→ **WHAT THE TASK REQUIRES**
From the listing below, extract each line containing the string "frac".
──────── RECORDS SUPPLIED
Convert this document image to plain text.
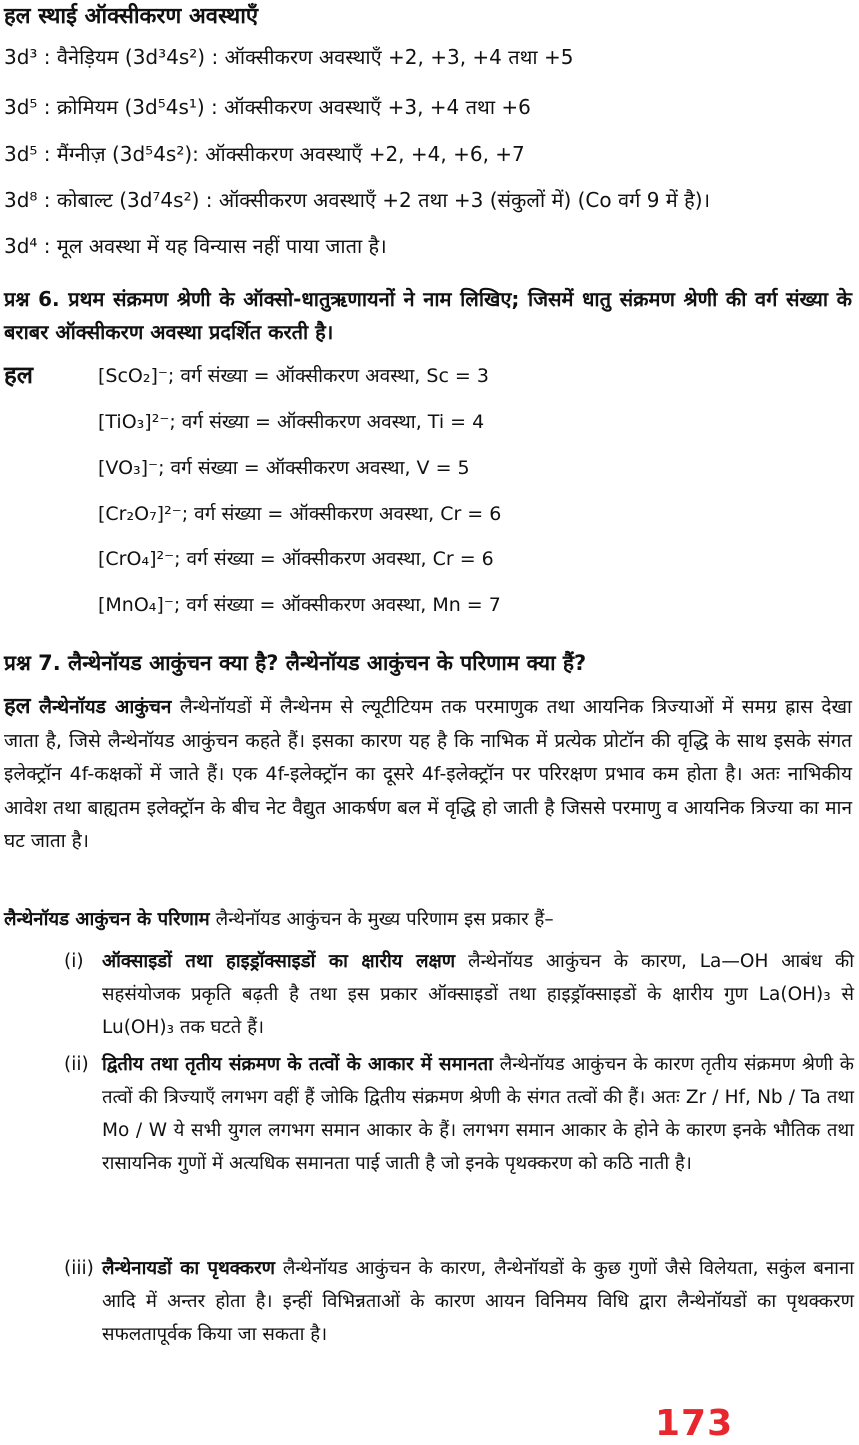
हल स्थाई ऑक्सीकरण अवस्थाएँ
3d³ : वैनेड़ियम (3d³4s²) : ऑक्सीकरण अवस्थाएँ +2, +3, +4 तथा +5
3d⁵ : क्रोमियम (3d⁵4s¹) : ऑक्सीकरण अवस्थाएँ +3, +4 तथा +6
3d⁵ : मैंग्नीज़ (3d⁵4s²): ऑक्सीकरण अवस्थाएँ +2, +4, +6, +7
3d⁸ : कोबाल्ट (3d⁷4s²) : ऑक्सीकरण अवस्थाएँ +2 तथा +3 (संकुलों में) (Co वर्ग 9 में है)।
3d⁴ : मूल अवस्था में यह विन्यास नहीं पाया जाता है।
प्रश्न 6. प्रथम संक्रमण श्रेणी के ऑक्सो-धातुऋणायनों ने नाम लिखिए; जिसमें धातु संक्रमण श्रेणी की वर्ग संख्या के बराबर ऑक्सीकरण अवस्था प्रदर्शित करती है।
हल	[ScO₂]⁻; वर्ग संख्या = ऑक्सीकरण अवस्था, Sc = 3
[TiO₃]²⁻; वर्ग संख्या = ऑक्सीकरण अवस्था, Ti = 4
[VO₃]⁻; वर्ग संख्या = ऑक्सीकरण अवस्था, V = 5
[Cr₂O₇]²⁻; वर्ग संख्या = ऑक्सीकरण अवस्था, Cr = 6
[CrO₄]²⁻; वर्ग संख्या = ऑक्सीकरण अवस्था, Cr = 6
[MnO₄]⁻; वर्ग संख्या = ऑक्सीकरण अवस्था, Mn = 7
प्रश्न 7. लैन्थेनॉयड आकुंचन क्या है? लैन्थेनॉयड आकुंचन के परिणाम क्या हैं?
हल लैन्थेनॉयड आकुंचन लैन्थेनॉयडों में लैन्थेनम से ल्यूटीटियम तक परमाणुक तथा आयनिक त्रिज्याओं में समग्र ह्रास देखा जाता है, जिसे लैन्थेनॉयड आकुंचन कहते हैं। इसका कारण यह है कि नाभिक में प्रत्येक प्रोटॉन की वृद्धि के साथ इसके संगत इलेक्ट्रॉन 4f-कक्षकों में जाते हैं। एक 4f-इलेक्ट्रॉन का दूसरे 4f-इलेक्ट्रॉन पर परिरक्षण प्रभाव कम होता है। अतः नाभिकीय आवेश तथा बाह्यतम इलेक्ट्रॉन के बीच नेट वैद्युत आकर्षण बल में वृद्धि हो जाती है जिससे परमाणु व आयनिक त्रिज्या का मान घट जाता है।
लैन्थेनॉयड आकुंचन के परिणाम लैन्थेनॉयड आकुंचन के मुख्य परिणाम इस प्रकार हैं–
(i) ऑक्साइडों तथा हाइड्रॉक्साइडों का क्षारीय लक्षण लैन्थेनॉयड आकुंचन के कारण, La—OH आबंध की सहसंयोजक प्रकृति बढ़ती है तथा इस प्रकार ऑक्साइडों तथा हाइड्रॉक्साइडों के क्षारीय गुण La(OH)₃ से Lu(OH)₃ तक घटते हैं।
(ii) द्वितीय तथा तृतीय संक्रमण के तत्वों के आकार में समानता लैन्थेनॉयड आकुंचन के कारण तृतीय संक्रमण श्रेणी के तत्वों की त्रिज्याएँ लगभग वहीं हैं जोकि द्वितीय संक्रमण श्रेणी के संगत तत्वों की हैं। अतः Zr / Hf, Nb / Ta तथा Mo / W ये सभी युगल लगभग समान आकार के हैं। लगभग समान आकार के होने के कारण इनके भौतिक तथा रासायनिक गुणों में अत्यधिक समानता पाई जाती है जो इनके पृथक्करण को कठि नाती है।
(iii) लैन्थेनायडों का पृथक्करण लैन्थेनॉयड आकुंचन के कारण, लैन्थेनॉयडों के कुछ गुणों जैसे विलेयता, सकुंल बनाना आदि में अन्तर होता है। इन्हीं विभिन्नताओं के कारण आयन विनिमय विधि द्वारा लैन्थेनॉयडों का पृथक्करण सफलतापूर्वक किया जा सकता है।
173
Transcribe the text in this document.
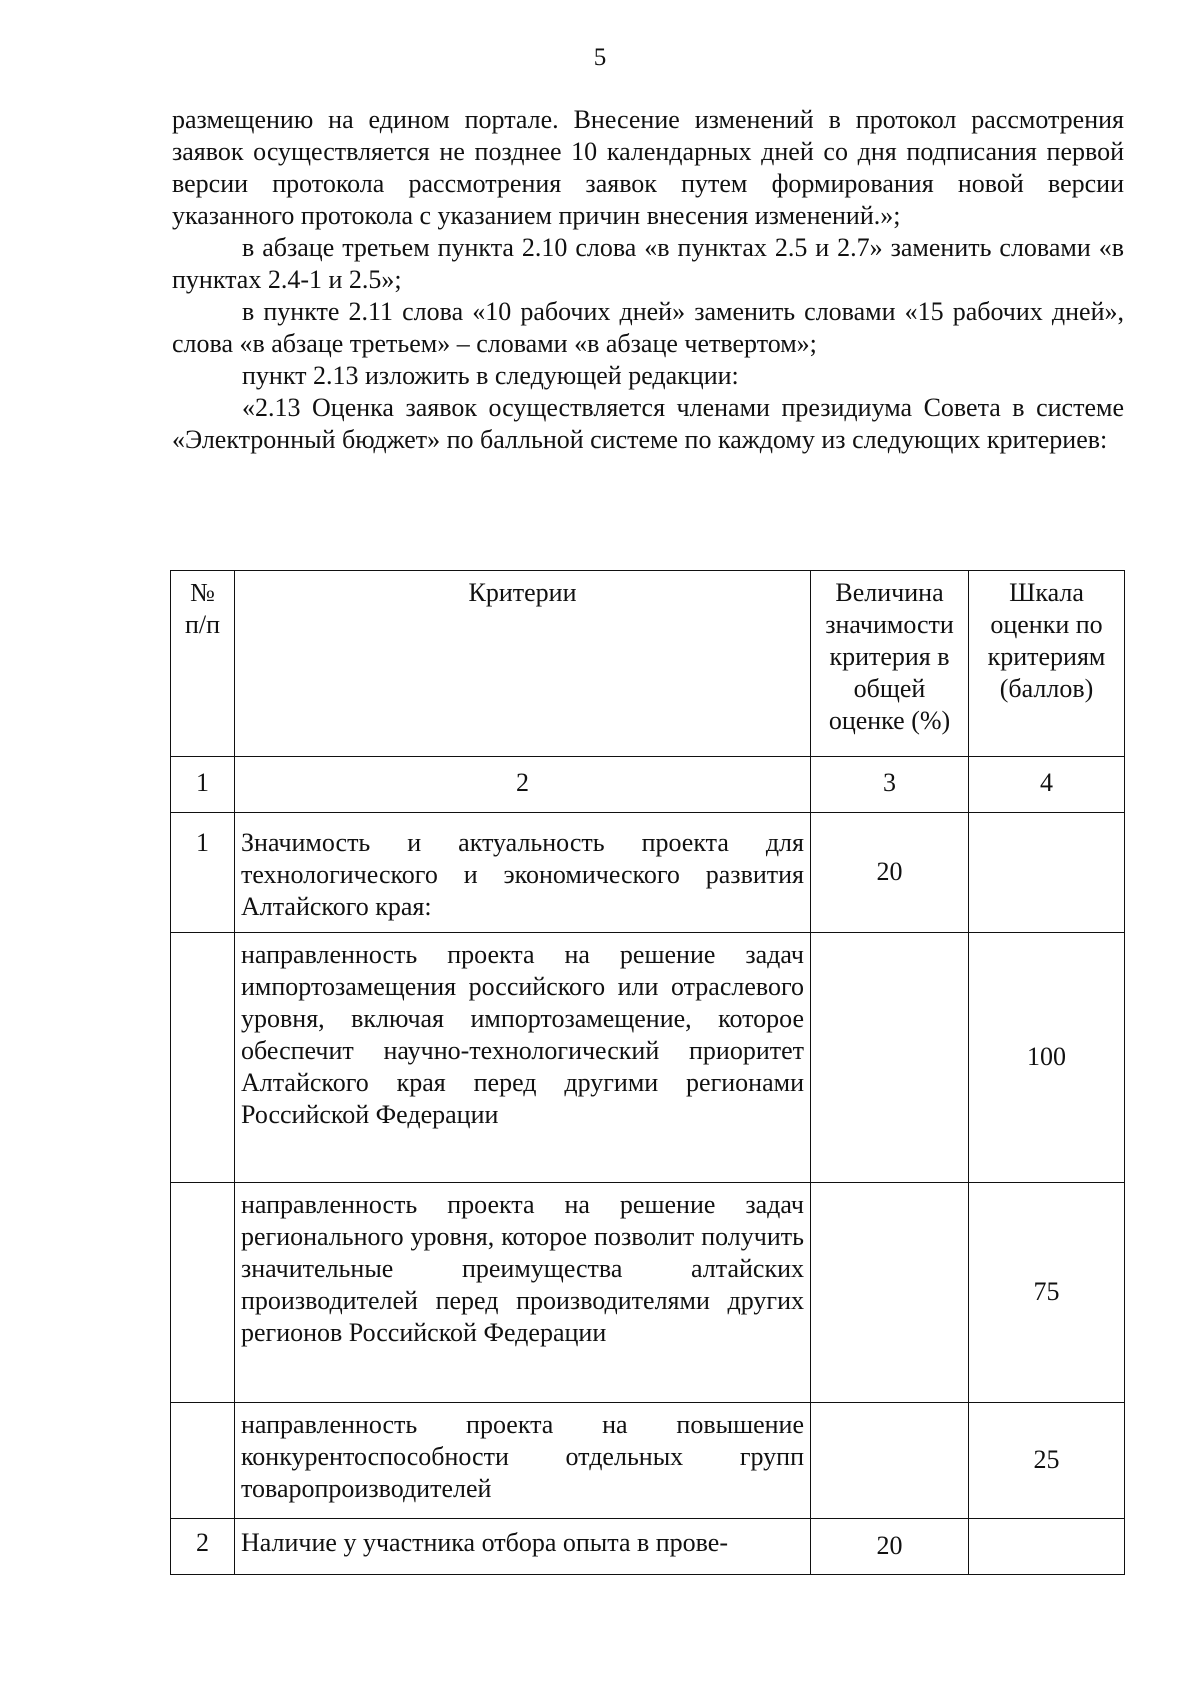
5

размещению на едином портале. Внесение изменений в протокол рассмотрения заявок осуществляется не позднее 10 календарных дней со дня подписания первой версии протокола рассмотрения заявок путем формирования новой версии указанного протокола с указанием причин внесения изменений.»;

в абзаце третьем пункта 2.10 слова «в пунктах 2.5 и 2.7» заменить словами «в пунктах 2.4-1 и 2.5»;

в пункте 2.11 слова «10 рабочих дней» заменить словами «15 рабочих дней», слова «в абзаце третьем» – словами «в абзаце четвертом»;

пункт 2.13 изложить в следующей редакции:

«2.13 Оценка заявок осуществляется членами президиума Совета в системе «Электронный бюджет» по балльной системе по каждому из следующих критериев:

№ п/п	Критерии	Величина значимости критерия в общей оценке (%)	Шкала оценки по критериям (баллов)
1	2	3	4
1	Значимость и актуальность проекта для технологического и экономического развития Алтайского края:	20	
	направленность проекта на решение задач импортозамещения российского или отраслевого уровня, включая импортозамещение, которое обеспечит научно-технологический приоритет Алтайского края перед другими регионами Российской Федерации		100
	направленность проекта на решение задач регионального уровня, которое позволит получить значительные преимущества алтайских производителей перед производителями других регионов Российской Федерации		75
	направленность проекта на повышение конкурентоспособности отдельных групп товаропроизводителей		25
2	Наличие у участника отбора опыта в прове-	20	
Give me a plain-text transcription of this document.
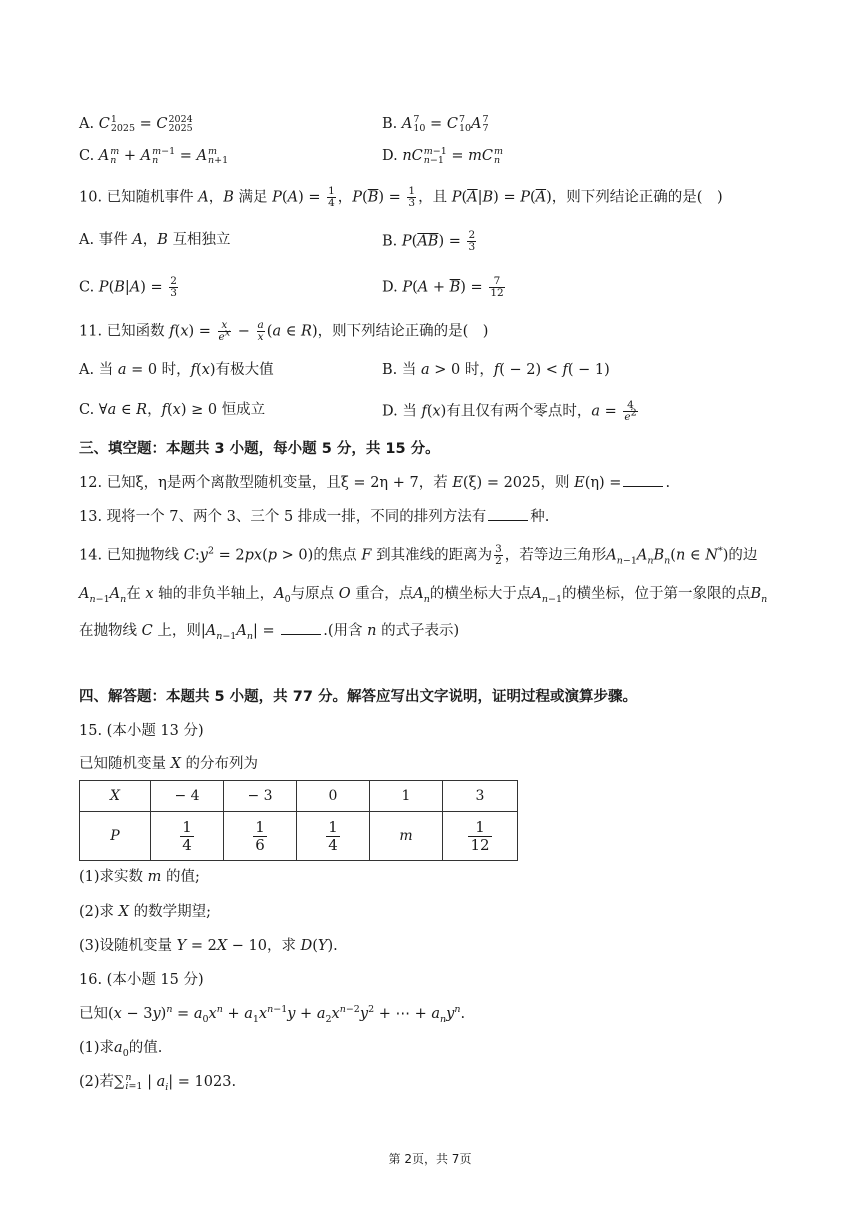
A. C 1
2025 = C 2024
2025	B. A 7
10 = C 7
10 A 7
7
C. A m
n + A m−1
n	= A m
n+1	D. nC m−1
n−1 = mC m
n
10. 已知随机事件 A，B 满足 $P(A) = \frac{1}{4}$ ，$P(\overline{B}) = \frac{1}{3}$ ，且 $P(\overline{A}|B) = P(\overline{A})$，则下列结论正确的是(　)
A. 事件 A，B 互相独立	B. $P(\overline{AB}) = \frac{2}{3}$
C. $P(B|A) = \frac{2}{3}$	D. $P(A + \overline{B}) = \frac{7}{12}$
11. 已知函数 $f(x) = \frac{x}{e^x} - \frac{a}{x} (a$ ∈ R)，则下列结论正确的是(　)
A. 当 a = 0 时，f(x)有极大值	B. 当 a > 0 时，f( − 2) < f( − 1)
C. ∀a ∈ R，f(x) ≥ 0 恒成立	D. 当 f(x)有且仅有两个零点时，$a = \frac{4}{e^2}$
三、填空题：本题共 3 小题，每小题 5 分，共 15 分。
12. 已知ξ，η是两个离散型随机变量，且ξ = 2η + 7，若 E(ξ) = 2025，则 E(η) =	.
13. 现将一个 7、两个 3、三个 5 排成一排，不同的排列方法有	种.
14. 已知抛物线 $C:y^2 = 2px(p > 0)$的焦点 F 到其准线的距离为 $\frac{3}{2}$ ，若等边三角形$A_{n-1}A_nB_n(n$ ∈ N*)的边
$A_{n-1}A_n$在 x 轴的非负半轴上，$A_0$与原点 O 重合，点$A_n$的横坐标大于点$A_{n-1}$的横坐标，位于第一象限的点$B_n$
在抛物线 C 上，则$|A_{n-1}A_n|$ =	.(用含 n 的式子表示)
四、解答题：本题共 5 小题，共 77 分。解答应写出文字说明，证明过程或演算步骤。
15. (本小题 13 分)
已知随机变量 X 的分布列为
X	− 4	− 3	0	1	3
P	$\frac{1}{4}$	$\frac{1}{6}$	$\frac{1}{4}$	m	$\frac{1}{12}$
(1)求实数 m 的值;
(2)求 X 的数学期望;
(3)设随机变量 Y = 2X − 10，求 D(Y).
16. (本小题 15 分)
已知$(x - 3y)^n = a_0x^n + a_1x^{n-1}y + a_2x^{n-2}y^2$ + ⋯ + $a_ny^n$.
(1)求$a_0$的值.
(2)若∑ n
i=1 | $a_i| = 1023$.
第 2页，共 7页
────────────────
→ **EXERCISE OUTPUT**
10. 已知随机事件 A，B 满足 $P(A) = \frac{1}{4}$ ，$P(\overline{B}) = \frac{1}{3}$ ，且 $P(\overline{A}|B) = P(\overline{A})$，则下列结论正确的是(　)
A. 事件 A，B 互相独立	B. $P(\overline{AB}) = \frac{2}{3}$
C. $P(B|A) = \frac{2}{3}$	D. $P(A + \overline{B}) = \frac{7}{12}$
11. 已知函数 $f(x) = \frac{x}{e^x} - \frac{a}{x} (a$ ∈ R)，则下列结论正确的是(　)
C. ∀a ∈ R，f(x) ≥ 0 恒成立	D. 当 f(x)有且仅有两个零点时，$a = \frac{4}{e^2}$
14. 已知抛物线 $C:y^2 = 2px(p > 0)$的焦点 F 到其准线的距离为 $\frac{3}{2}$ ，若等边三角形$A_{n-1}A_nB_n(n$ ∈ N*)的边
P	$\frac{1}{4}$	$\frac{1}{6}$	$\frac{1}{4}$	m	$\frac{1}{12}$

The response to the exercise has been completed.